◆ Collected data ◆
★ ★ ★ ★ ★

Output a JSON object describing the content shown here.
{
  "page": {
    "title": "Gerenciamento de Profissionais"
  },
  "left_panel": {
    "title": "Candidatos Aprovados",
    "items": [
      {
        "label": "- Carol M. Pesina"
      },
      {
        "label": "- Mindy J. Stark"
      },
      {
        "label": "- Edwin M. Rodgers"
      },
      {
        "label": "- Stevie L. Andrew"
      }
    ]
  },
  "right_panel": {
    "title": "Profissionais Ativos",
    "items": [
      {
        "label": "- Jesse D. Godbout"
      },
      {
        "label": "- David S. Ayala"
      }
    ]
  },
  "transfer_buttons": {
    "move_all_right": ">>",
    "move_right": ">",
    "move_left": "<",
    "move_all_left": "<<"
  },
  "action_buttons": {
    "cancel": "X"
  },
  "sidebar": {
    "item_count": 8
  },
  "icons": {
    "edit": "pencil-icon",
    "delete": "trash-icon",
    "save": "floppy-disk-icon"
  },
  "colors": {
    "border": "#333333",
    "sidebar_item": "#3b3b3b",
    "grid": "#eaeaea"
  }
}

★ ★ ★ ★ ★

◆ SHORT PROBLEM ◆
Reproduce all of the records exactly.

◆ RESULT OF THE TASK ◆
Output a JSON object describing the content shown here.
{
  "page": {
    "title": "Gerenciamento de Profissionais"
  },
  "left_panel": {
    "title": "Candidatos Aprovados",
    "items": [
      {
        "label": "- Carol M. Pesina"
      },
      {
        "label": "- Mindy J. Stark"
      },
      {
        "label": "- Edwin M. Rodgers"
      },
      {
        "label": "- Stevie L. Andrew"
      }
    ]
  },
  "right_panel": {
    "title": "Profissionais Ativos",
    "items": [
      {
        "label": "- Jesse D. Godbout"
      },
      {
        "label": "- David S. Ayala"
      }
    ]
  },
  "transfer_buttons": {
    "move_all_right": ">>",
    "move_right": ">",
    "move_left": "<",
    "move_all_left": "<<"
  },
  "action_buttons": {
    "cancel": "X"
  },
  "sidebar": {
    "item_count": 8
  },
  "icons": {
    "edit": "pencil-icon",
    "delete": "trash-icon",
    "save": "floppy-disk-icon"
  },
  "colors": {
    "border": "#333333",
    "sidebar_item": "#3b3b3b",
    "grid": "#eaeaea"
  }
}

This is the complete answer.